__Requirement__
A verbatim repetition of the data below is requested, without images.

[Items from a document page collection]
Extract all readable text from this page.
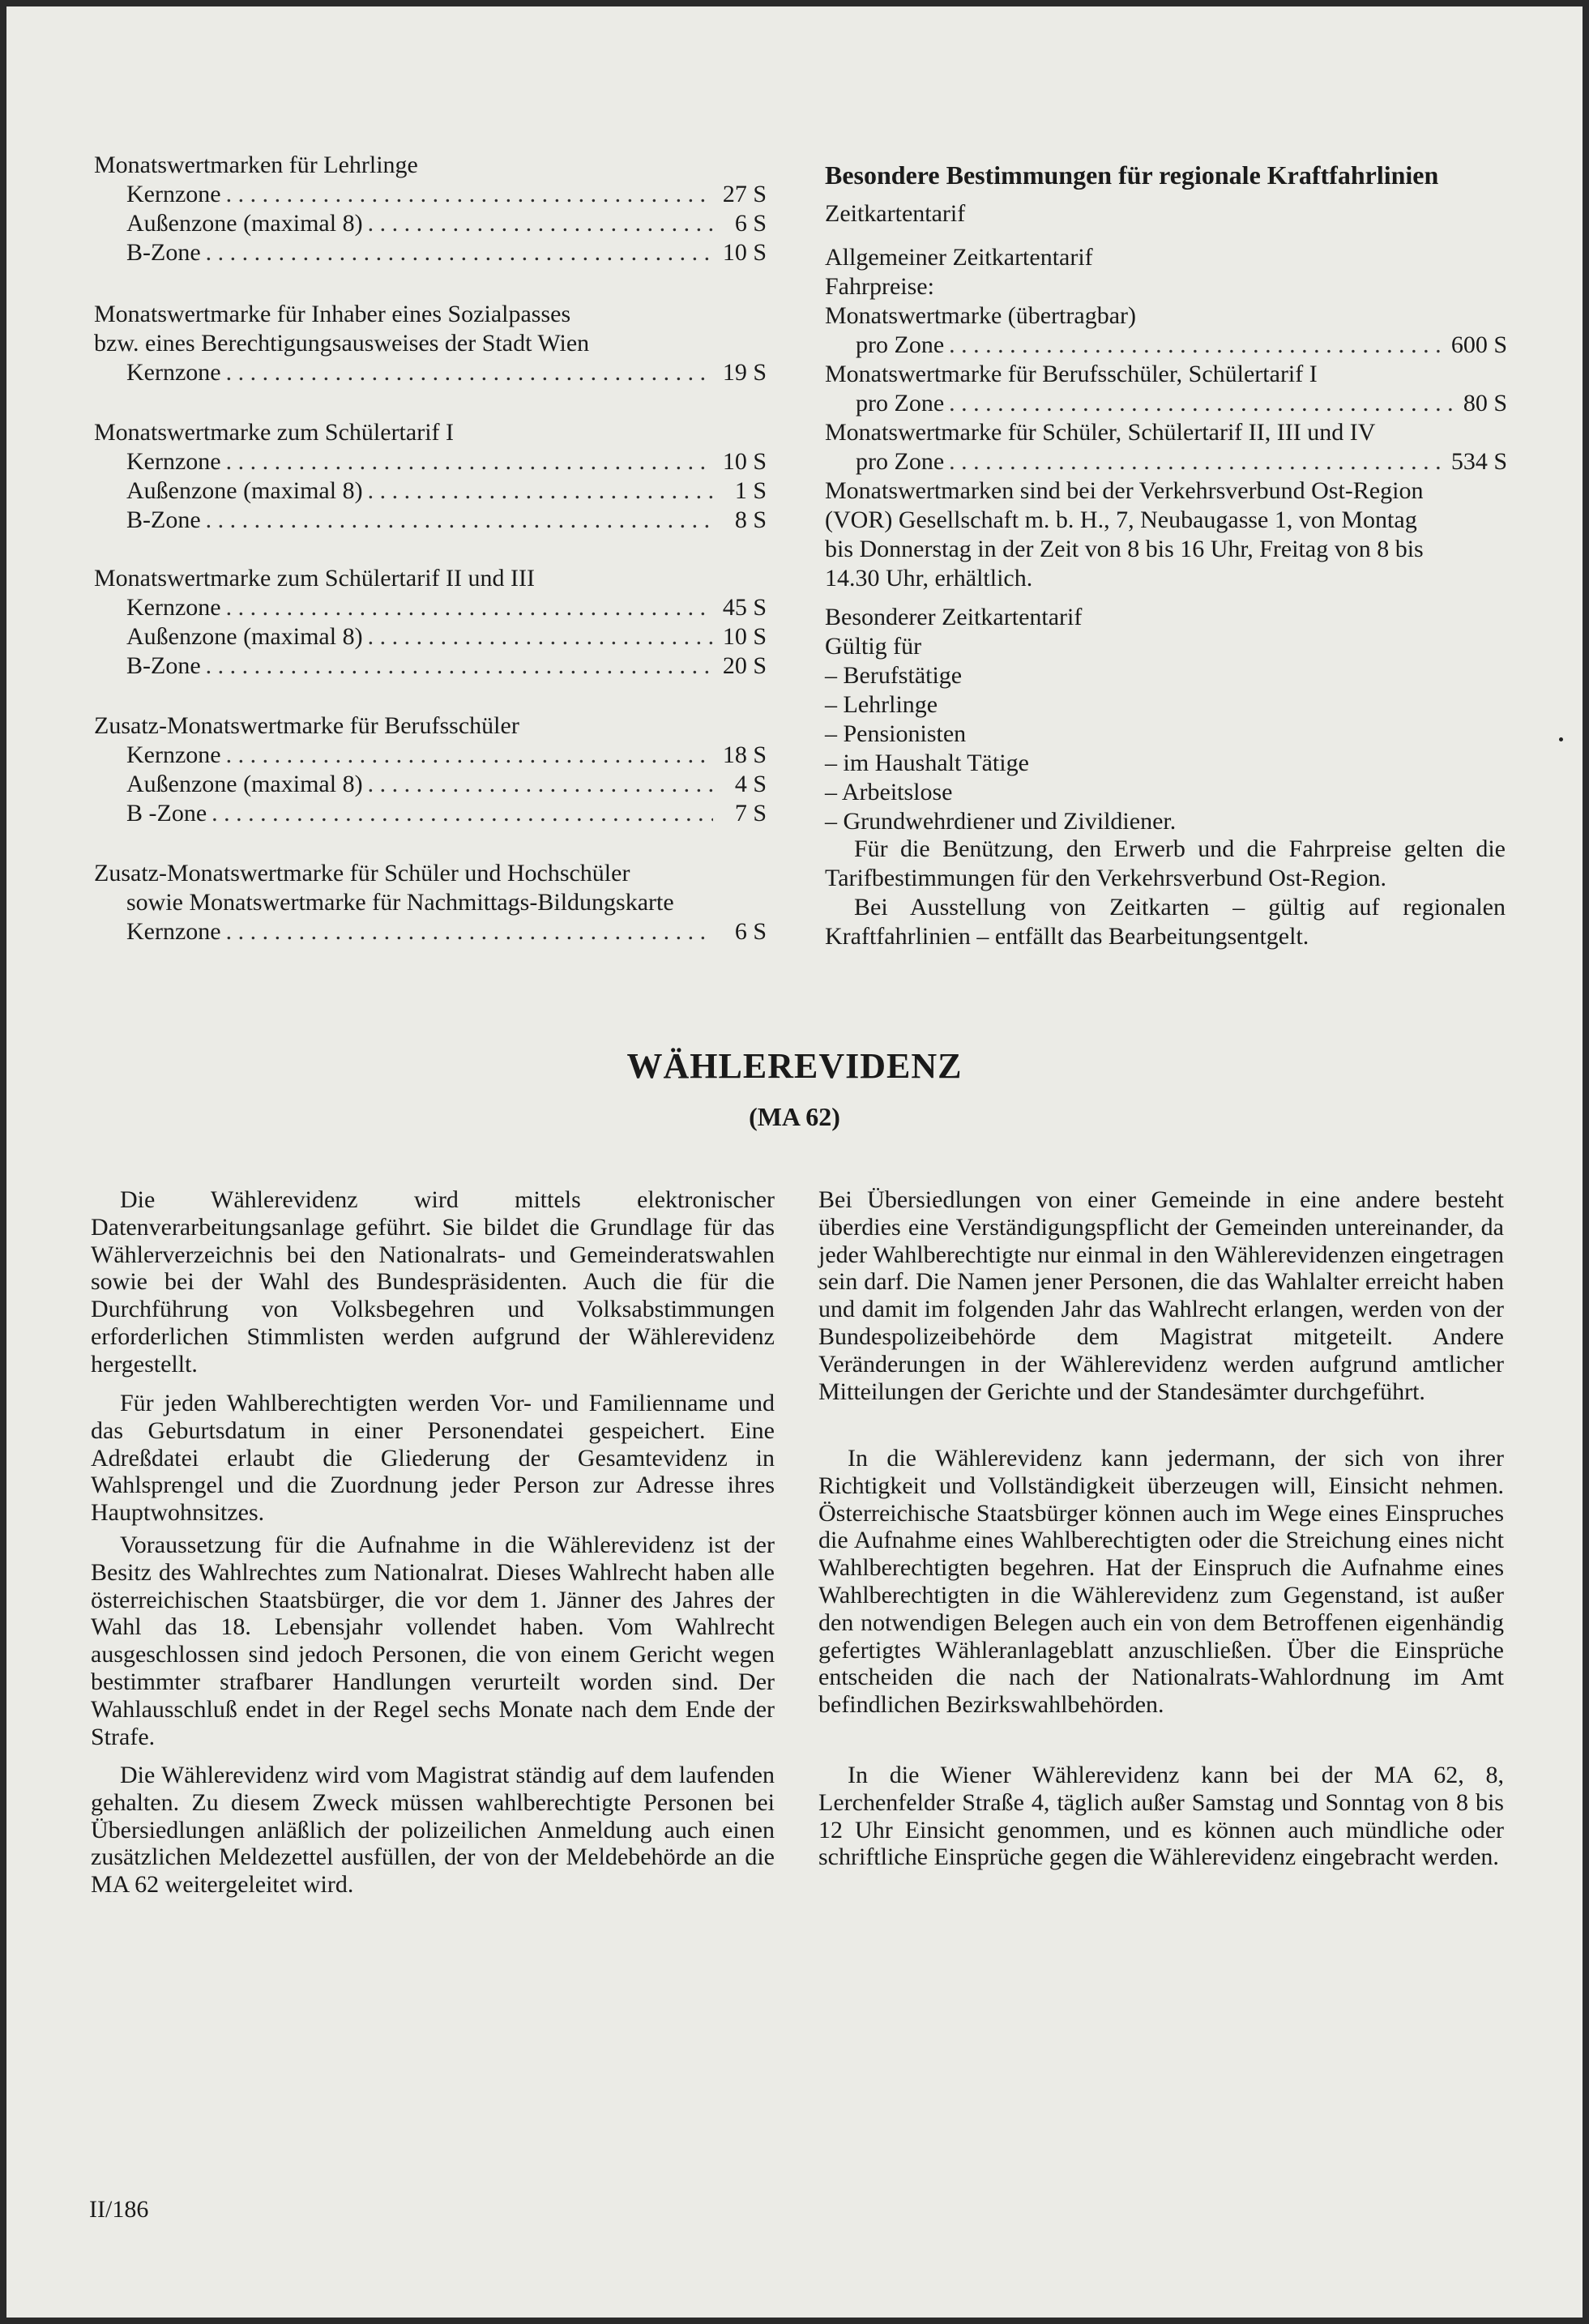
Monatswertmarken für Lehrlinge
Kernzone . . .	27 S
Außenzone (maximal 8) . . .	6 S
B-Zone . . .	10 S
Monatswertmarke für Inhaber eines Sozialpasses
bzw. eines Berechtigungsausweises der Stadt Wien
Kernzone . . .	19 S
Monatswertmarke zum Schülertarif I
Kernzone . . .	10 S
Außenzone (maximal 8) . . .	1 S
B-Zone . . .	8 S
Monatswertmarke zum Schülertarif II und III
Kernzone . . .	45 S
Außenzone (maximal 8) . . .	10 S
B-Zone . . .	20 S
Zusatz-Monatswertmarke für Berufsschüler
Kernzone . . .	18 S
Außenzone (maximal 8) . . .	4 S
B -Zone . . .	7 S
Zusatz-Monatswertmarke für Schüler und Hochschüler
sowie Monatswertmarke für Nachmittags-Bildungskarte
Kernzone . . .	6 S
Besondere Bestimmungen für regionale Kraftfahrlinien
Zeitkartentarif
Allgemeiner Zeitkartentarif
Fahrpreise:
Monatswertmarke (übertragbar)
pro Zone . . .	600 S
Monatswertmarke für Berufsschüler, Schülertarif I
pro Zone . . .	80 S
Monatswertmarke für Schüler, Schülertarif II, III und IV
pro Zone . . .	534 S
Monatswertmarken sind bei der Verkehrsverbund Ost-Region
(VOR) Gesellschaft m. b. H., 7, Neubaugasse 1, von Montag
bis Donnerstag in der Zeit von 8 bis 16 Uhr, Freitag von 8 bis
14.30 Uhr, erhältlich.
Besonderer Zeitkartentarif
Gültig für
– Berufstätige
– Lehrlinge
– Pensionisten
– im Haushalt Tätige
– Arbeitslose
– Grundwehrdiener und Zivildiener.

Für die Benützung, den Erwerb und die Fahrpreise gelten die Tarifbestimmungen für den Verkehrsverbund Ost-Region.

Bei Ausstellung von Zeitkarten – gültig auf regionalen Kraftfahrlinien – entfällt das Bearbeitungsentgelt.

WÄHLEREVIDENZ
(MA 62)

Die Wählerevidenz wird mittels elektronischer Datenverarbeitungsanlage geführt. Sie bildet die Grundlage für das Wählerverzeichnis bei den Nationalrats- und Gemeinderatswahlen sowie bei der Wahl des Bundespräsidenten. Auch die für die Durchführung von Volksbegehren und Volksabstimmungen erforderlichen Stimmlisten werden aufgrund der Wählerevidenz hergestellt.

Für jeden Wahlberechtigten werden Vor- und Familienname und das Geburtsdatum in einer Personendatei gespeichert. Eine Adreßdatei erlaubt die Gliederung der Gesamtevidenz in Wahlsprengel und die Zuordnung jeder Person zur Adresse ihres Hauptwohnsitzes.

Voraussetzung für die Aufnahme in die Wählerevidenz ist der Besitz des Wahlrechtes zum Nationalrat. Dieses Wahlrecht haben alle österreichischen Staatsbürger, die vor dem 1. Jänner des Jahres der Wahl das 18. Lebensjahr vollendet haben. Vom Wahlrecht ausgeschlossen sind jedoch Personen, die von einem Gericht wegen bestimmter strafbarer Handlungen verurteilt worden sind. Der Wahlausschluß endet in der Regel sechs Monate nach dem Ende der Strafe.

Die Wählerevidenz wird vom Magistrat ständig auf dem laufenden gehalten. Zu diesem Zweck müssen wahlberechtigte Personen bei Übersiedlungen anläßlich der polizeilichen Anmeldung auch einen zusätzlichen Meldezettel ausfüllen, der von der Meldebehörde an die MA 62 weitergeleitet wird.

Bei Übersiedlungen von einer Gemeinde in eine andere besteht überdies eine Verständigungspflicht der Gemeinden untereinander, da jeder Wahlberechtigte nur einmal in den Wählerevidenzen eingetragen sein darf. Die Namen jener Personen, die das Wahlalter erreicht haben und damit im folgenden Jahr das Wahlrecht erlangen, werden von der Bundespolizeibehörde dem Magistrat mitgeteilt. Andere Veränderungen in der Wählerevidenz werden aufgrund amtlicher Mitteilungen der Gerichte und der Standesämter durchgeführt.

In die Wählerevidenz kann jedermann, der sich von ihrer Richtigkeit und Vollständigkeit überzeugen will, Einsicht nehmen. Österreichische Staatsbürger können auch im Wege eines Einspruches die Aufnahme eines Wahlberechtigten oder die Streichung eines nicht Wahlberechtigten begehren. Hat der Einspruch die Aufnahme eines Wahlberechtigten in die Wählerevidenz zum Gegenstand, ist außer den notwendigen Belegen auch ein von dem Betroffenen eigenhändig gefertigtes Wähleranlageblatt anzuschließen. Über die Einsprüche entscheiden die nach der Nationalrats-Wahlordnung im Amt befindlichen Bezirkswahlbehörden.

In die Wiener Wählerevidenz kann bei der MA 62, 8, Lerchenfelder Straße 4, täglich außer Samstag und Sonntag von 8 bis 12 Uhr Einsicht genommen, und es können auch mündliche oder schriftliche Einsprüche gegen die Wählerevidenz eingebracht werden.

II/186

__Written answer__
Extract all readable text from this page.
Monatswertmarken für Lehrlinge
Kernzone . . .	27 S
Außenzone (maximal 8) . . .	6 S
B-Zone . . .	10 S
Monatswertmarke für Inhaber eines Sozialpasses
bzw. eines Berechtigungsausweises der Stadt Wien
Kernzone . . .	19 S
Monatswertmarke zum Schülertarif I
Kernzone . . .	10 S
Außenzone (maximal 8) . . .	1 S
B-Zone . . .	8 S
Monatswertmarke zum Schülertarif II und III
Kernzone . . .	45 S
Außenzone (maximal 8) . . .	10 S
B-Zone . . .	20 S
Zusatz-Monatswertmarke für Berufsschüler
Kernzone . . .	18 S
Außenzone (maximal 8) . . .	4 S
B -Zone . . .	7 S
Zusatz-Monatswertmarke für Schüler und Hochschüler
sowie Monatswertmarke für Nachmittags-Bildungskarte
Kernzone . . .	6 S
Besondere Bestimmungen für regionale Kraftfahrlinien
Zeitkartentarif
Allgemeiner Zeitkartentarif
Fahrpreise:
Monatswertmarke (übertragbar)
pro Zone . . .	600 S
Monatswertmarke für Berufsschüler, Schülertarif I
pro Zone . . .	80 S
Monatswertmarke für Schüler, Schülertarif II, III und IV
pro Zone . . .	534 S
Monatswertmarken sind bei der Verkehrsverbund Ost-Region
(VOR) Gesellschaft m. b. H., 7, Neubaugasse 1, von Montag
bis Donnerstag in der Zeit von 8 bis 16 Uhr, Freitag von 8 bis
14.30 Uhr, erhältlich.
Besonderer Zeitkartentarif
Gültig für
– Berufstätige
– Lehrlinge
– Pensionisten
– im Haushalt Tätige
– Arbeitslose
– Grundwehrdiener und Zivildiener.

Für die Benützung, den Erwerb und die Fahrpreise gelten die Tarifbestimmungen für den Verkehrsverbund Ost-Region.

Bei Ausstellung von Zeitkarten – gültig auf regionalen Kraftfahrlinien – entfällt das Bearbeitungsentgelt.

WÄHLEREVIDENZ
(MA 62)

Die Wählerevidenz wird mittels elektronischer Datenverarbeitungsanlage geführt. Sie bildet die Grundlage für das Wählerverzeichnis bei den Nationalrats- und Gemeinderatswahlen sowie bei der Wahl des Bundespräsidenten. Auch die für die Durchführung von Volksbegehren und Volksabstimmungen erforderlichen Stimmlisten werden aufgrund der Wählerevidenz hergestellt.

Für jeden Wahlberechtigten werden Vor- und Familienname und das Geburtsdatum in einer Personendatei gespeichert. Eine Adreßdatei erlaubt die Gliederung der Gesamtevidenz in Wahlsprengel und die Zuordnung jeder Person zur Adresse ihres Hauptwohnsitzes.

Voraussetzung für die Aufnahme in die Wählerevidenz ist der Besitz des Wahlrechtes zum Nationalrat. Dieses Wahlrecht haben alle österreichischen Staatsbürger, die vor dem 1. Jänner des Jahres der Wahl das 18. Lebensjahr vollendet haben. Vom Wahlrecht ausgeschlossen sind jedoch Personen, die von einem Gericht wegen bestimmter strafbarer Handlungen verurteilt worden sind. Der Wahlausschluß endet in der Regel sechs Monate nach dem Ende der Strafe.

Die Wählerevidenz wird vom Magistrat ständig auf dem laufenden gehalten. Zu diesem Zweck müssen wahlberechtigte Personen bei Übersiedlungen anläßlich der polizeilichen Anmeldung auch einen zusätzlichen Meldezettel ausfüllen, der von der Meldebehörde an die MA 62 weitergeleitet wird.

Bei Übersiedlungen von einer Gemeinde in eine andere besteht überdies eine Verständigungspflicht der Gemeinden untereinander, da jeder Wahlberechtigte nur einmal in den Wählerevidenzen eingetragen sein darf. Die Namen jener Personen, die das Wahlalter erreicht haben und damit im folgenden Jahr das Wahlrecht erlangen, werden von der Bundespolizeibehörde dem Magistrat mitgeteilt. Andere Veränderungen in der Wählerevidenz werden aufgrund amtlicher Mitteilungen der Gerichte und der Standesämter durchgeführt.

In die Wählerevidenz kann jedermann, der sich von ihrer Richtigkeit und Vollständigkeit überzeugen will, Einsicht nehmen. Österreichische Staatsbürger können auch im Wege eines Einspruches die Aufnahme eines Wahlberechtigten oder die Streichung eines nicht Wahlberechtigten begehren. Hat der Einspruch die Aufnahme eines Wahlberechtigten in die Wählerevidenz zum Gegenstand, ist außer den notwendigen Belegen auch ein von dem Betroffenen eigenhändig gefertigtes Wähleranlageblatt anzuschließen. Über die Einsprüche entscheiden die nach der Nationalrats-Wahlordnung im Amt befindlichen Bezirkswahlbehörden.

In die Wiener Wählerevidenz kann bei der MA 62, 8, Lerchenfelder Straße 4, täglich außer Samstag und Sonntag von 8 bis 12 Uhr Einsicht genommen, und es können auch mündliche oder schriftliche Einsprüche gegen die Wählerevidenz eingebracht werden.

II/186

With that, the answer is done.